▶ _MATERIAL SUPPLIED_:
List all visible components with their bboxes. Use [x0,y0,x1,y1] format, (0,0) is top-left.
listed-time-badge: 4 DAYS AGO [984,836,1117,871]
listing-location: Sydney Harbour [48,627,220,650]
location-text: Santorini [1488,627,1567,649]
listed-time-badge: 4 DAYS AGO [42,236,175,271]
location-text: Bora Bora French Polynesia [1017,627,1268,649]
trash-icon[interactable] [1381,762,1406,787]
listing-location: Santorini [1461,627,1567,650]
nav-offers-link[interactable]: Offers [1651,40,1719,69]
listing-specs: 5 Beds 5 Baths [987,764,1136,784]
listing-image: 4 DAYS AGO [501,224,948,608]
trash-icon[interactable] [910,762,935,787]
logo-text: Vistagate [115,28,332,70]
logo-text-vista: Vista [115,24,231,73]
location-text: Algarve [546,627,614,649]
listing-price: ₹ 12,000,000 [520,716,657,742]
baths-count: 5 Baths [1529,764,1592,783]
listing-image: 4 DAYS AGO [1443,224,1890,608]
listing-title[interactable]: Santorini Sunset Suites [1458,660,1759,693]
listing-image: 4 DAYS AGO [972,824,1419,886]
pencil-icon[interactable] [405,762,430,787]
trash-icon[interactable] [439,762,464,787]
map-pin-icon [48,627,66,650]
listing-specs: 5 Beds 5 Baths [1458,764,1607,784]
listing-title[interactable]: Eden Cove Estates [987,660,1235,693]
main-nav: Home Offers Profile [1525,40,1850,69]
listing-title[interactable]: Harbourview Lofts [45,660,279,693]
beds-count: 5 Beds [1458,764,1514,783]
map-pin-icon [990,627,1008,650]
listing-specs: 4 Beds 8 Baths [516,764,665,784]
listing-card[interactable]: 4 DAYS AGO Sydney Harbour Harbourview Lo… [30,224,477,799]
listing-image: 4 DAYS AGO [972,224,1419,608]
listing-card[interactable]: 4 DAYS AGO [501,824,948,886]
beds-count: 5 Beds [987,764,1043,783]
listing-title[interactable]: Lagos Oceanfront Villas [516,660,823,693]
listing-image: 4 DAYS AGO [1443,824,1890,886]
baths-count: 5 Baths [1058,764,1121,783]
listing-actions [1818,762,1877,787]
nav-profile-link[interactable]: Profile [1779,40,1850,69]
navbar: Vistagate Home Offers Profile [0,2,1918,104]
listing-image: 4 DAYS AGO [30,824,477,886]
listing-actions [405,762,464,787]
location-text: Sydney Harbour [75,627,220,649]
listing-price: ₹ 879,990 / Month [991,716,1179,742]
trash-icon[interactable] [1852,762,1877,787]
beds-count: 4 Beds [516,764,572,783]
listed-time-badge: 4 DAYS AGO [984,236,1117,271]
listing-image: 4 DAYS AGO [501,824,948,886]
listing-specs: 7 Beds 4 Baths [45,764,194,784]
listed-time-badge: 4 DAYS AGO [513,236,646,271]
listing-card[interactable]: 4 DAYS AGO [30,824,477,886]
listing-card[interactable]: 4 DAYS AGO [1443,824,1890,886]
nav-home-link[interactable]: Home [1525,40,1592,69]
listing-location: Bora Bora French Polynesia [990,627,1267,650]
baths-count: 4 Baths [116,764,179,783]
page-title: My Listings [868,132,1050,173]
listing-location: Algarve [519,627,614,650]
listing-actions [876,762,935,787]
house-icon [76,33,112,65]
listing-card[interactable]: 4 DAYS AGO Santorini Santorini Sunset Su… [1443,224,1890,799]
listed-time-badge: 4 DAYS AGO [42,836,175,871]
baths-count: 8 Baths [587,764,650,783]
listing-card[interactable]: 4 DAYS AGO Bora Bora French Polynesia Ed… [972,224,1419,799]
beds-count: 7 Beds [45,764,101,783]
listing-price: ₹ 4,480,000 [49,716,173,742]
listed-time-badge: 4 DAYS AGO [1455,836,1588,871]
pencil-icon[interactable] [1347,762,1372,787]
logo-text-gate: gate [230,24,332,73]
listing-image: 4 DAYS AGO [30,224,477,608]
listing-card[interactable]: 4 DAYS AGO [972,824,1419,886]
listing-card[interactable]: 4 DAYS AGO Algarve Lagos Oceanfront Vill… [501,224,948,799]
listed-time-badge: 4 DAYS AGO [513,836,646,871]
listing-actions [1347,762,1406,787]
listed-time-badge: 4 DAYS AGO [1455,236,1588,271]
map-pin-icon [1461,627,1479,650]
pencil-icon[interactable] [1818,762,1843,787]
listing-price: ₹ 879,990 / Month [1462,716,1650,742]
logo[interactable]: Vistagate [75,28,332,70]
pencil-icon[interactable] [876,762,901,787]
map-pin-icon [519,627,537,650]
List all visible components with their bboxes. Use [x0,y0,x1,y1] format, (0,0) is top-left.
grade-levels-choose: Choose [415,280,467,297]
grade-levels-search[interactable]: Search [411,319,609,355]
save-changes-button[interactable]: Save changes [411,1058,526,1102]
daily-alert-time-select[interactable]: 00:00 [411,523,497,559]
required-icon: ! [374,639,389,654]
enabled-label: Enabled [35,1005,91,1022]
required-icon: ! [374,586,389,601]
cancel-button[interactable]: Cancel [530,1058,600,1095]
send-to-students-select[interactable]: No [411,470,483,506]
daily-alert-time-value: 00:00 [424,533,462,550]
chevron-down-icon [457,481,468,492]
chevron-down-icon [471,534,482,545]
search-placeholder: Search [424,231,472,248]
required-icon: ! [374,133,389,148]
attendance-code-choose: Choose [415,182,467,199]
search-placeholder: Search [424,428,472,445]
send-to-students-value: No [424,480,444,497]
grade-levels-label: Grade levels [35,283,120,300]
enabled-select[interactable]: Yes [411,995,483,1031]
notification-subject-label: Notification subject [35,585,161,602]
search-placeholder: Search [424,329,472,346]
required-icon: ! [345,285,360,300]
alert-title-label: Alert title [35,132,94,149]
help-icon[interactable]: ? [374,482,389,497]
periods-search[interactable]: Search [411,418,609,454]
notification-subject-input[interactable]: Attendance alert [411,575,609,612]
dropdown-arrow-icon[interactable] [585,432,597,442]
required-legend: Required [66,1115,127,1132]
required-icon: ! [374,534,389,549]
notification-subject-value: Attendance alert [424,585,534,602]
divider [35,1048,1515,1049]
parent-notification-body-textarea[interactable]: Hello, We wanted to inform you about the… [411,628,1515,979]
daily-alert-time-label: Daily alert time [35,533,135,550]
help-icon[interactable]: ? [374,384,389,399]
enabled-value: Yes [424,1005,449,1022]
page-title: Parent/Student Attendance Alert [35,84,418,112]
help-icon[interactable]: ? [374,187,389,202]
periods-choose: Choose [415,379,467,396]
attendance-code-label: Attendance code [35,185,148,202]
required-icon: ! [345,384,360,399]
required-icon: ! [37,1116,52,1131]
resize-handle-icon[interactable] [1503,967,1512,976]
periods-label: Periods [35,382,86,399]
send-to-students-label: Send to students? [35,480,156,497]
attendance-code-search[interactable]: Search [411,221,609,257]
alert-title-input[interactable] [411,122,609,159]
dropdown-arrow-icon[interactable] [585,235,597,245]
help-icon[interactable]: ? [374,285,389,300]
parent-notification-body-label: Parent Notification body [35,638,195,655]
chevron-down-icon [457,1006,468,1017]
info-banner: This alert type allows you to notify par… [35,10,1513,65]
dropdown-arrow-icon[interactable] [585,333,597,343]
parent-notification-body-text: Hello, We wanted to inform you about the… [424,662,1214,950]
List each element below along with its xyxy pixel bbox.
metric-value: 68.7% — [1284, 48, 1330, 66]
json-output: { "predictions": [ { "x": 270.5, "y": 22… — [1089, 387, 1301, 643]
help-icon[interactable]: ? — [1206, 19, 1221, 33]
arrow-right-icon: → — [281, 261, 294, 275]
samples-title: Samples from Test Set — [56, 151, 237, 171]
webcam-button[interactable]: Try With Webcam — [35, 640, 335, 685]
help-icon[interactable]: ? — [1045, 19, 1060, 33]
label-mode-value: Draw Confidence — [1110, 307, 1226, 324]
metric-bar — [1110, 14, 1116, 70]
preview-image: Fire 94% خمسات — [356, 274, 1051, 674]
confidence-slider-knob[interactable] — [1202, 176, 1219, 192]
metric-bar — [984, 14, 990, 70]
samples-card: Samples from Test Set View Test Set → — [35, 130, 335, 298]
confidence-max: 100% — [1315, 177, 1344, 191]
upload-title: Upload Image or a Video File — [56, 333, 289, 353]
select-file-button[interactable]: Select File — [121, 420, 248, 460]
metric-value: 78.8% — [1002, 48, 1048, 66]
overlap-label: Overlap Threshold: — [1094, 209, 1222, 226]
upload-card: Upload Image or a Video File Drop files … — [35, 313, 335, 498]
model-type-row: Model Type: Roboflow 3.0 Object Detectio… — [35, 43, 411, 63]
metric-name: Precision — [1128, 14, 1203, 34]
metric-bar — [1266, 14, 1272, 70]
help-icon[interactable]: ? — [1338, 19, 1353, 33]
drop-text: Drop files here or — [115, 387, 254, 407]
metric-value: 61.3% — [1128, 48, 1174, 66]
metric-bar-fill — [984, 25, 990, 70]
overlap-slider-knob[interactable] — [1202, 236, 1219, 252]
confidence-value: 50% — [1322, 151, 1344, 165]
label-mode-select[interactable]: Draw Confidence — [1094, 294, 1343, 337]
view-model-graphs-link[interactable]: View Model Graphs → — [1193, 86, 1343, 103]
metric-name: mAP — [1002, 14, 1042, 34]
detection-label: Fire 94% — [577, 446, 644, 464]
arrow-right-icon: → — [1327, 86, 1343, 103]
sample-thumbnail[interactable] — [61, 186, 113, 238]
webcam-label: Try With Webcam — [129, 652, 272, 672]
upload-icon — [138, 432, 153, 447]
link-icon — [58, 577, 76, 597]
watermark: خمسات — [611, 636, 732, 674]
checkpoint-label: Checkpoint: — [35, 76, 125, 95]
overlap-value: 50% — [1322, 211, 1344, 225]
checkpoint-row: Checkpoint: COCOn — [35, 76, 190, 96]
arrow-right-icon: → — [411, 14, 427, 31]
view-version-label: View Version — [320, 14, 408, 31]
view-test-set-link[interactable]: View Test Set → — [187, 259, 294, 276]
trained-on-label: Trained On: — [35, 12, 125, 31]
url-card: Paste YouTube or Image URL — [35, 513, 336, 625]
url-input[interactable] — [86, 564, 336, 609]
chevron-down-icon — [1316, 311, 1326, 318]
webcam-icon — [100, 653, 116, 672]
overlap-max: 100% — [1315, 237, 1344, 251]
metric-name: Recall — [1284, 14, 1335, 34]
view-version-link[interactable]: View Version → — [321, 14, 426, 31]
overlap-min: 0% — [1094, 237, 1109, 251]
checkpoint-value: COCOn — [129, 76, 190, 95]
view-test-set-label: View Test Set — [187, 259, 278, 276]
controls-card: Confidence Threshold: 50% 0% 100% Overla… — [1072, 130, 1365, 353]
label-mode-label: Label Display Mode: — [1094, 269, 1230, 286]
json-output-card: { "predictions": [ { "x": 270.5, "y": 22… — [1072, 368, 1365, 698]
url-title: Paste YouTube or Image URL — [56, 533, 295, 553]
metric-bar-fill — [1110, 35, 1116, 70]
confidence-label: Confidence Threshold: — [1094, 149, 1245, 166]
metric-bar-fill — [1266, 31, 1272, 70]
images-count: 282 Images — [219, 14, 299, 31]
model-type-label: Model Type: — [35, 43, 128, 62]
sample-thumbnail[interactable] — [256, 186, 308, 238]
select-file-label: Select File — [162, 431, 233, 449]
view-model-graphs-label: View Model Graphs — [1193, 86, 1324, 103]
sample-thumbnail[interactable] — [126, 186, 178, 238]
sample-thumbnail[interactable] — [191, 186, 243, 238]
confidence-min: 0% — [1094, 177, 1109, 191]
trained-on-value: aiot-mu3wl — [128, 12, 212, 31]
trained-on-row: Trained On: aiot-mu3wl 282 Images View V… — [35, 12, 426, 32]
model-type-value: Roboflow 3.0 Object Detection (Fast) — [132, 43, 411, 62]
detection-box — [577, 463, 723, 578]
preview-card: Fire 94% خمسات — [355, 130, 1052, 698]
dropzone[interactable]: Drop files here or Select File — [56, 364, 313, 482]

▶ _DESCRIPTION OF THE TASK_: Render the records from their first line through the line containing "beds-count: 5 Beds [987,764,1043,783]" as a Markdown table with the columns Row and Text, giving each line a row number and leaving out blank lines.

▶ _ANSWER TO THIS EXERCISE_:
| Row | Text |
|---|---|
| 1 | List all visible components with their bboxes. Use [x0,y0,x1,y1] format, (0,0) is top-left. |
| 2 | listed-time-badge: 4 DAYS AGO [984,836,1117,871] |
| 3 | listing-location: Sydney Harbour [48,627,220,650] |
| 4 | location-text: Santorini [1488,627,1567,649] |
| 5 | listed-time-badge: 4 DAYS AGO [42,236,175,271] |
| 6 | location-text: Bora Bora French Polynesia [1017,627,1268,649] |
| 7 | trash-icon[interactable] [1381,762,1406,787] |
| 8 | listing-location: Santorini [1461,627,1567,650] |
| 9 | nav-offers-link[interactable]: Offers [1651,40,1719,69] |
| 10 | listing-specs: 5 Beds 5 Baths [987,764,1136,784] |
| 11 | listing-image: 4 DAYS AGO [501,224,948,608] |
| 12 | trash-icon[interactable] [910,762,935,787] |
| 13 | logo-text: Vistagate [115,28,332,70] |
| 14 | logo-text-vista: Vista [115,24,231,73] |
| 15 | location-text: Algarve [546,627,614,649] |
| 16 | listing-price: ₹ 12,000,000 [520,716,657,742] |
| 17 | baths-count: 5 Baths [1529,764,1592,783] |
| 18 | listing-image: 4 DAYS AGO [1443,224,1890,608] |
| 19 | listing-title[interactable]: Santorini Sunset Suites [1458,660,1759,693] |
| 20 | listing-image: 4 DAYS AGO [972,824,1419,886] |
| 21 | pencil-icon[interactable] [405,762,430,787] |
| 22 | trash-icon[interactable] [439,762,464,787] |
| 23 | map-pin-icon [48,627,66,650] |
| 24 | listing-specs: 5 Beds 5 Baths [1458,764,1607,784] |
| 25 | listing-title[interactable]: Eden Cove Estates [987,660,1235,693] |
| 26 | main-nav: Home Offers Profile [1525,40,1850,69] |
| 27 | listing-title[interactable]: Harbourview Lofts [45,660,279,693] |
| 28 | beds-count: 5 Beds [1458,764,1514,783] |
| 29 | map-pin-icon [990,627,1008,650] |
| 30 | listing-specs: 4 Beds 8 Baths [516,764,665,784] |
| 31 | listing-card[interactable]: 4 DAYS AGO Sydney Harbour Harbourview Lo… [30,224,477,799] |
| 32 | listing-image: 4 DAYS AGO [972,224,1419,608] |
| 33 | listing-card[interactable]: 4 DAYS AGO [501,824,948,886] |
| 34 | beds-count: 5 Beds [987,764,1043,783] |